# Raw records:
* * * * * * * * *

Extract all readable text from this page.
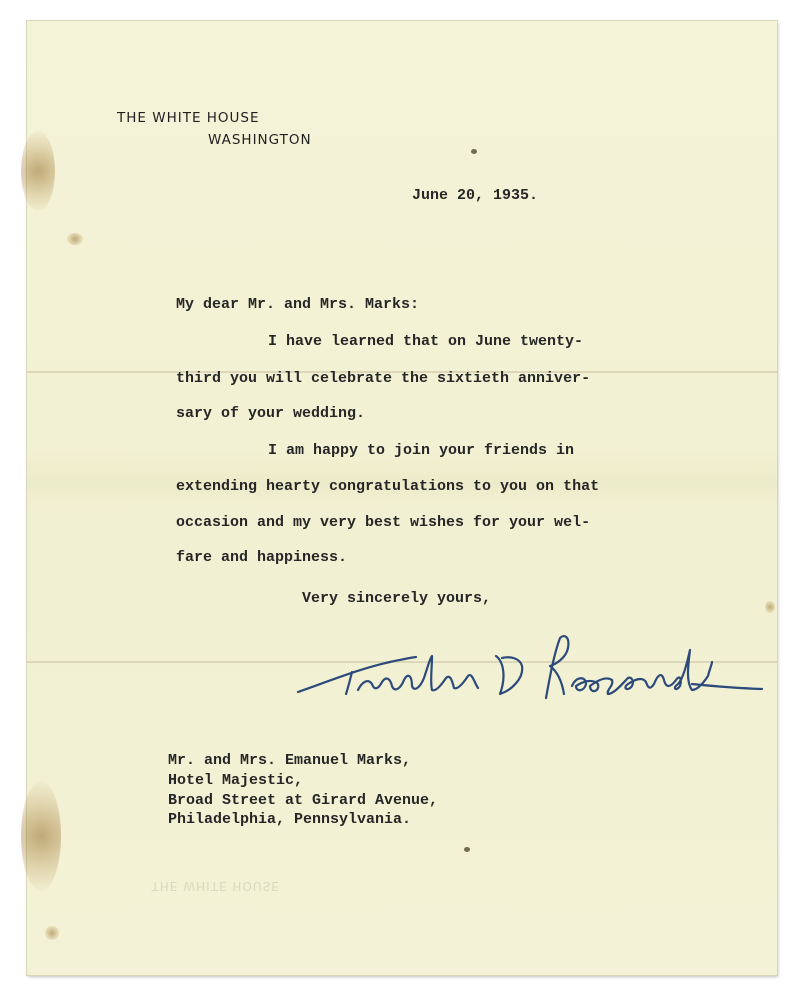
THE WHITE HOUSE

THE WHITE HOUSE

WASHINGTON

June 20, 1935.

My dear Mr. and Mrs. Marks:

I have learned that on June twenty-

third you will celebrate the sixtieth anniver-

sary of your wedding.

I am happy to join your friends in

extending hearty congratulations to you on that

occasion and my very best wishes for your wel-

fare and happiness.

Very sincerely yours,

Mr. and Mrs. Emanuel Marks,

Hotel Majestic,

Broad Street at Girard Avenue,

Philadelphia, Pennsylvania.
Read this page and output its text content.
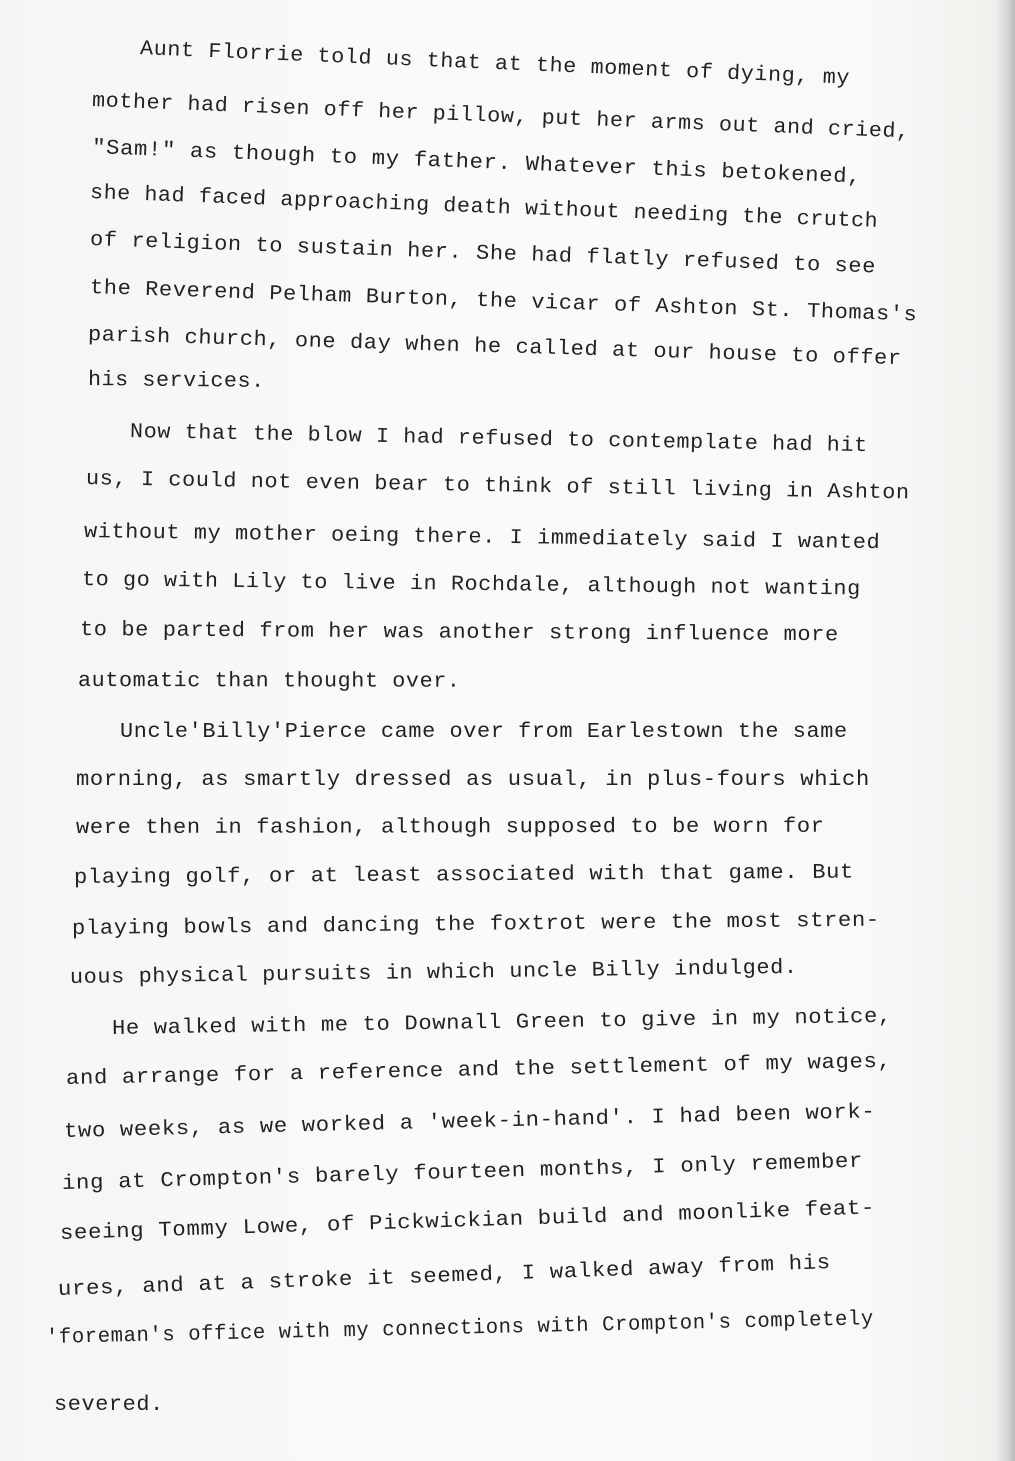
Aunt Florrie told us that at the moment of dying, my
mother had risen off her pillow, put her arms out and cried,
"Sam!" as though to my father. Whatever this betokened,
she had faced approaching death without needing the crutch
of religion to sustain her. She had flatly refused to see
the Reverend Pelham Burton, the vicar of Ashton St. Thomas's
parish church, one day when he called at our house to offer
his services.
Now that the blow I had refused to contemplate had hit
us, I could not even bear to think of still living in Ashton
without my mother oeing there. I immediately said I wanted
to go with Lily to live in Rochdale, although not wanting
to be parted from her was another strong influence more
automatic than thought over.
Uncle'Billy'Pierce came over from Earlestown the same
morning, as smartly dressed as usual, in plus-fours which
were then in fashion, although supposed to be worn for
playing golf, or at least associated with that game. But
playing bowls and dancing the foxtrot were the most stren-
uous physical pursuits in which uncle Billy indulged.
He walked with me to Downall Green to give in my notice,
and arrange for a reference and the settlement of my wages,
two weeks, as we worked a 'week-in-hand'. I had been work-
ing at Crompton's barely fourteen months, I only remember
seeing Tommy Lowe, of Pickwickian build and moonlike feat-
ures, and at a stroke it seemed, I walked away from his
'foreman's office with my connections with Crompton's completely
severed.
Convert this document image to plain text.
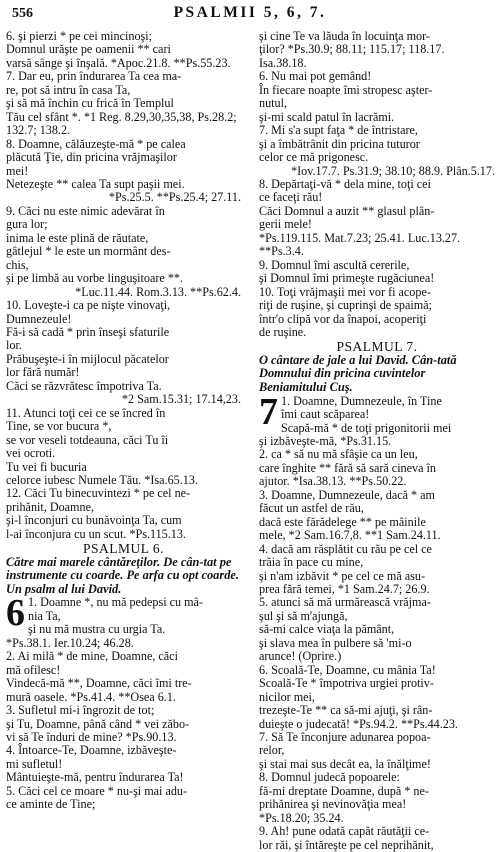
556	PSALMII 5, 6, 7.
6. şi pierzi * pe cei mincinoşi;
Domnul urăşte pe oamenii ** cari
varsă sânge şi înşală. *Apoc.21.8. **Ps.55.23.
7. Dar eu, prin îndurarea Ta cea ma-
re, pot să intru în casa Ta,
şi să mă închin cu frică în Templul
Tău cel sfânt *. *1 Reg. 8.29,30,35,38, Ps.28.2;
132.7; 138.2.
8. Doamne, călăuzeşte-mă * pe calea
plăcută Ţie, din pricina vrăjmaşilor
mei!
Netezeşte ** calea Ta supt paşii mei.
*Ps.25.5. **Ps.25.4; 27.11.
9. Căci nu este nimic adevărat în
gura lor;
inima le este plină de răutate,
gâtlejul * le este un mormânt des-
chis,
şi pe limbă au vorbe linguşitoare **.
*Luc.11.44. Rom.3.13. **Ps.62.4.
10. Loveşte-i ca pe nişte vinovaţi,
Dumnezeule!
Fă-i să cadă * prin înseşi sfaturile
lor.
Prăbuşeşte-i în mijlocul păcatelor
lor fără număr!
Căci se răzvrătesc împotriva Ta.
*2 Sam.15.31; 17.14,23.
11. Atunci toţi cei ce se încred în
Tine, se vor bucura *,
se vor veseli totdeauna, căci Tu îi
vei ocroti.
Tu vei fi bucuria
celorce iubesc Numele Tău. *Isa.65.13.
12. Căci Tu binecuvintezi * pe cel ne-
prihănit, Doamne,
şi-l înconjuri cu bunăvoinţa Ta, cum
l-ai înconjura cu un scut. *Ps.115.13.
PSALMUL 6.
Către mai marele cântăreţilor. De cân-tat pe instrumente cu coarde. Pe arfa cu opt coarde. Un psalm al lui David.
6 1. Doamne *, nu mă pedepsi cu mâ-
nia Ta,
şi nu mă mustra cu urgia Ta.
*Ps.38.1. Ier.10.24; 46.28.
2. Ai milă * de mine, Doamne, căci
mă ofilesc!
Vindecă-mă **, Doamne, căci îmi tre-
mură oasele. *Ps.41.4. **Osea 6.1.
3. Sufletul mi-i îngrozit de tot;
şi Tu, Doamne, până când * vei zăbo-
vi să Te înduri de mine? *Ps.90.13.
4. Întoarce-Te, Doamne, izbăveşte-
mi sufletul!
Mântuieşte-mă, pentru îndurarea Ta!
5. Căci cel ce moare * nu-şi mai adu-
ce aminte de Tine;
şi cine Te va lăuda în locuinţa mor-
ţilor? *Ps.30.9; 88.11; 115.17; 118.17. Isa.38.18.
6. Nu mai pot gemând!
În fiecare noapte îmi stropesc aşter-
nutul,
şi-mi scald patul în lacrămi.
7. Mi s'a supt faţa * de întristare,
şi a îmbătrânit din pricina tuturor
celor ce mă prigonesc.
*Iov.17.7. Ps.31.9; 38.10; 88.9. Plân.5.17.
8. Depărtaţi-vă * dela mine, toţi cei
ce faceţi rău!
Căci Domnul a auzit ** glasul plân-
gerii mele!
*Ps.119.115. Mat.7.23; 25.41. Luc.13.27. **Ps.3.4.
9. Domnul îmi ascultă cererile,
şi Domnul îmi primeşte rugăciunea!
10. Toţi vrăjmaşii mei vor fi acope-
riţi de ruşine, şi cuprinşi de spaimă;
într'o clipă vor da înapoi, acoperiţi
de ruşine.
PSALMUL 7.
O cântare de jale a lui David. Cân-tată Domnului din pricina cuvintelor Beniamitului Cuş.
7 1. Doamne, Dumnezeule, în Tine
îmi caut scăparea!
Scapă-mă * de toţi prigonitorii mei
şi izbăveşte-mă, *Ps.31.15.
2. ca * să nu mă sfâşie ca un leu,
care înghite ** fără să sară cineva în
ajutor. *Isa.38.13. **Ps.50.22.
3. Doamne, Dumnezeule, dacă * am
făcut un astfel de rău,
dacă este fărădelege ** pe mâinile
mele, *2 Sam.16.7,8. **1 Sam.24.11.
4. dacă am răsplătit cu rău pe cel ce
trăia în pace cu mine,
şi n'am izbăvit * pe cel ce mă asu-
prea fără temei, *1 Sam.24.7; 26.9.
5. atunci să mă urmărească vrăjma-
şul şi să m'ajungă,
să-mi calce viaţa la pământ,
şi slava mea în pulbere să 'mi-o
arunce! (Oprire.)
6. Scoală-Te, Doamne, cu mânia Ta!
Scoală-Te * împotriva urgiei protiv-
nicilor mei,
trezeşte-Te ** ca să-mi ajuţi, şi rân-
duieşte o judecată! *Ps.94.2. **Ps.44.23.
7. Să Te înconjure adunarea popoa-
relor,
şi stai mai sus decât ea, la înălţime!
8. Domnul judecă popoarele:
fă-mi dreptate Doamne, după * ne-
prihănirea şi nevinovăţia mea!
*Ps.18.20; 35.24.
9. Ah! pune odată capăt răutăţii ce-
lor răi, şi întăreşte pe cel neprihănit,
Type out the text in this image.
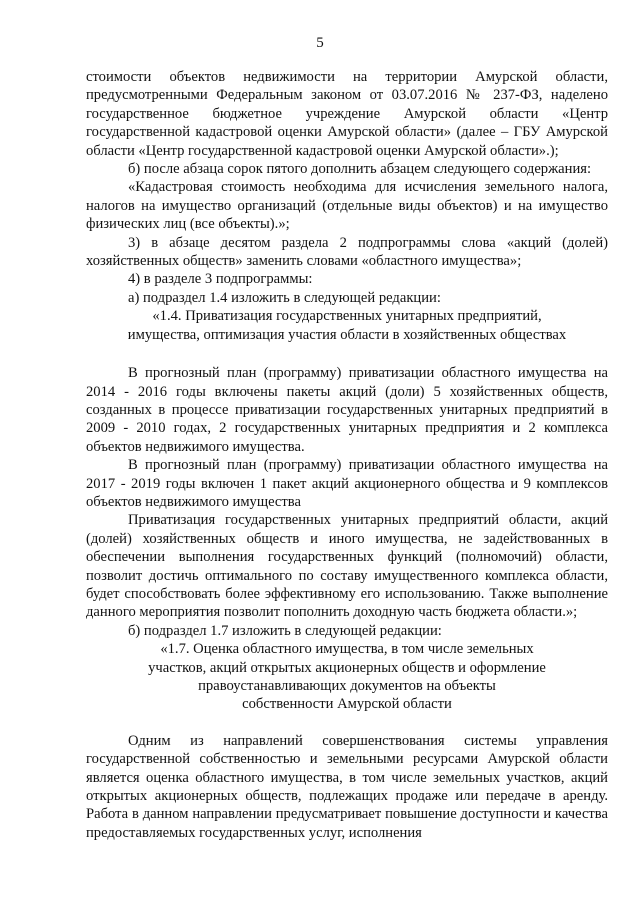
5

стоимости объектов недвижимости на территории Амурской области, предусмотренными Федеральным законом от 03.07.2016 № 237-ФЗ, наделено государственное бюджетное учреждение Амурской области «Центр государственной кадастровой оценки Амурской области» (далее – ГБУ Амурской области «Центр государственной кадастровой оценки Амурской области».);

б) после абзаца сорок пятого дополнить абзацем следующего содержания:

«Кадастровая стоимость необходима для исчисления земельного налога, налогов на имущество организаций (отдельные виды объектов) и на имущество физических лиц (все объекты).»;

3) в абзаце десятом раздела 2 подпрограммы слова «акций (долей) хозяйственных обществ» заменить словами «областного имущества»;

4) в разделе 3 подпрограммы:

а) подраздел 1.4 изложить в следующей редакции:

«1.4. Приватизация государственных унитарных предприятий,

имущества, оптимизация участия области в хозяйственных обществах

В прогнозный план (программу) приватизации областного имущества на 2014 - 2016 годы включены пакеты акций (доли) 5 хозяйственных обществ, созданных в процессе приватизации государственных унитарных предприятий в 2009 - 2010 годах, 2 государственных унитарных предприятия и 2 комплекса объектов недвижимого имущества.

В прогнозный план (программу) приватизации областного имущества на 2017 - 2019 годы включен 1 пакет акций акционерного общества и 9 комплексов объектов недвижимого имущества

Приватизация государственных унитарных предприятий области, акций (долей) хозяйственных обществ и иного имущества, не задействованных в обеспечении выполнения государственных функций (полномочий) области, позволит достичь оптимального по составу имущественного комплекса области, будет способствовать более эффективному его использованию. Также выполнение данного мероприятия позволит пополнить доходную часть бюджета области.»;

б) подраздел 1.7 изложить в следующей редакции:

«1.7. Оценка областного имущества, в том числе земельных

участков, акций открытых акционерных обществ и оформление

правоустанавливающих документов на объекты

собственности Амурской области

Одним из направлений совершенствования системы управления государственной собственностью и земельными ресурсами Амурской области является оценка областного имущества, в том числе земельных участков, акций открытых акционерных обществ, подлежащих продаже или передаче в аренду. Работа в данном направлении предусматривает повышение доступности и качества предоставляемых государственных услуг, исполнения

* * * * * * * * *

From the listing, copy every line where the string "this" appears.

Extract all readable text from this page.
Read this page and output its text content.
"Sam!" as though to my father. Whatever this betokened,
Convert this document image to plain text.
Type out the text in this image.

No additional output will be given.